WORK REQUIRED.
Write out each line exactly as it stands, please.

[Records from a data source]
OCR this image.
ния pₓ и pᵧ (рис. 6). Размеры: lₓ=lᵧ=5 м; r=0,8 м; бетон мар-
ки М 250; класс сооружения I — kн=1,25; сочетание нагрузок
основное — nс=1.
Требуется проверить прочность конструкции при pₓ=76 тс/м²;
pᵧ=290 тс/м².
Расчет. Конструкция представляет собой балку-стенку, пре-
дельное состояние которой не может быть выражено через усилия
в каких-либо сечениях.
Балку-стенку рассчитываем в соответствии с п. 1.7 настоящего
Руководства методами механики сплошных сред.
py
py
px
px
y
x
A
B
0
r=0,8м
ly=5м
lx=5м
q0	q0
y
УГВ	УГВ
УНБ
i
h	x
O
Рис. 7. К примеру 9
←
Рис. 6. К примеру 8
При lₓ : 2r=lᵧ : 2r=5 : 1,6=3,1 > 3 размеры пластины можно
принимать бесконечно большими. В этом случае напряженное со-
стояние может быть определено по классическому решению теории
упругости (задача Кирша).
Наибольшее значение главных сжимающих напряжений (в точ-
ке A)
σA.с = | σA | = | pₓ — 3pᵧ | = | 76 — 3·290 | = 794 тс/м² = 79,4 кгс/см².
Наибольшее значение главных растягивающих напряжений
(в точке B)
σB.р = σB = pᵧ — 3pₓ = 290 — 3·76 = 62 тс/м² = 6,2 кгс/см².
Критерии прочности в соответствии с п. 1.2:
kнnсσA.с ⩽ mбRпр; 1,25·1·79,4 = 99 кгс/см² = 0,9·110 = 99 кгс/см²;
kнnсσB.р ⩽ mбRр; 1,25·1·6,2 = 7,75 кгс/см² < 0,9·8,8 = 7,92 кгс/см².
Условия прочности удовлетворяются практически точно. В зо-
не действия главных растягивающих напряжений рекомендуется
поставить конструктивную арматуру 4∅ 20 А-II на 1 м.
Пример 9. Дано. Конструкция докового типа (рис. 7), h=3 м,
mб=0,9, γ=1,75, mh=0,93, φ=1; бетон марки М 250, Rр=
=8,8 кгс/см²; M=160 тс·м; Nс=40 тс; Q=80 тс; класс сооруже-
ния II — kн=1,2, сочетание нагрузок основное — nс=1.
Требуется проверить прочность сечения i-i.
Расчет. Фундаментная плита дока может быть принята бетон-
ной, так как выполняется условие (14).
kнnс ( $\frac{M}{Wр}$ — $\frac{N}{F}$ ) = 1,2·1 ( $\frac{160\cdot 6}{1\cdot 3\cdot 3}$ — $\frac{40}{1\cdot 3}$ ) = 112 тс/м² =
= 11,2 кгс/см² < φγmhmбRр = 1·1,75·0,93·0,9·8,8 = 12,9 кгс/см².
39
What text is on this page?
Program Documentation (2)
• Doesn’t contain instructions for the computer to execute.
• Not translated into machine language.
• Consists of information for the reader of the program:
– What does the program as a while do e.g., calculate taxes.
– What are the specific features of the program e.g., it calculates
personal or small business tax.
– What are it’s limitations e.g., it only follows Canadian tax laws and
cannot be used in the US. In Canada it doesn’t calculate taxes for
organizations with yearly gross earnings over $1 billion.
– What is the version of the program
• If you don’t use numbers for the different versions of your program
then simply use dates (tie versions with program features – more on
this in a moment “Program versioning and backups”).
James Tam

SOLVED PROBLEM.
OCR this image.
ния pₓ и pᵧ (рис. 6). Размеры: lₓ=lᵧ=5 м; r=0,8 м; бетон мар-
ки М 250; класс сооружения I — kн=1,25; сочетание нагрузок
основное — nс=1.
Требуется проверить прочность конструкции при pₓ=76 тс/м²;
pᵧ=290 тс/м².
Расчет. Конструкция представляет собой балку-стенку, пре-
дельное состояние которой не может быть выражено через усилия
в каких-либо сечениях.
Балку-стенку рассчитываем в соответствии с п. 1.7 настоящего
Руководства методами механики сплошных сред.
py
py
px
px
y
x
A
B
0
r=0,8м
ly=5м
lx=5м
q0	q0
y
УГВ	УГВ
УНБ
i
h	x
O
Рис. 7. К примеру 9
←
Рис. 6. К примеру 8
При lₓ : 2r=lᵧ : 2r=5 : 1,6=3,1 > 3 размеры пластины можно
принимать бесконечно большими. В этом случае напряженное со-
стояние может быть определено по классическому решению теории
упругости (задача Кирша).
Наибольшее значение главных сжимающих напряжений (в точ-
ке A)
σA.с = | σA | = | pₓ — 3pᵧ | = | 76 — 3·290 | = 794 тс/м² = 79,4 кгс/см².
Наибольшее значение главных растягивающих напряжений
(в точке B)
σB.р = σB = pᵧ — 3pₓ = 290 — 3·76 = 62 тс/м² = 6,2 кгс/см².
Критерии прочности в соответствии с п. 1.2:
kнnсσA.с ⩽ mбRпр; 1,25·1·79,4 = 99 кгс/см² = 0,9·110 = 99 кгс/см²;
kнnсσB.р ⩽ mбRр; 1,25·1·6,2 = 7,75 кгс/см² < 0,9·8,8 = 7,92 кгс/см².
Условия прочности удовлетворяются практически точно. В зо-
не действия главных растягивающих напряжений рекомендуется
поставить конструктивную арматуру 4∅ 20 А-II на 1 м.
Пример 9. Дано. Конструкция докового типа (рис. 7), h=3 м,
mб=0,9, γ=1,75, mh=0,93, φ=1; бетон марки М 250, Rр=
=8,8 кгс/см²; M=160 тс·м; Nс=40 тс; Q=80 тс; класс сооруже-
ния II — kн=1,2, сочетание нагрузок основное — nс=1.
Требуется проверить прочность сечения i-i.
Расчет. Фундаментная плита дока может быть принята бетон-
ной, так как выполняется условие (14).
kнnс ( $\frac{M}{Wр}$ — $\frac{N}{F}$ ) = 1,2·1 ( $\frac{160\cdot 6}{1\cdot 3\cdot 3}$ — $\frac{40}{1\cdot 3}$ ) = 112 тс/м² =
= 11,2 кгс/см² < φγmhmбRр = 1·1,75·0,93·0,9·8,8 = 12,9 кгс/см².
39
What text is on this page?
Program Documentation (2)
• Doesn’t contain instructions for the computer to execute.
• Not translated into machine language.
• Consists of information for the reader of the program:
– What does the program as a while do e.g., calculate taxes.
– What are the specific features of the program e.g., it calculates
personal or small business tax.
– What are it’s limitations e.g., it only follows Canadian tax laws and
cannot be used in the US. In Canada it doesn’t calculate taxes for
organizations with yearly gross earnings over $1 billion.
– What is the version of the program
• If you don’t use numbers for the different versions of your program
then simply use dates (tie versions with program features – more on
this in a moment “Program versioning and backups”).
James Tam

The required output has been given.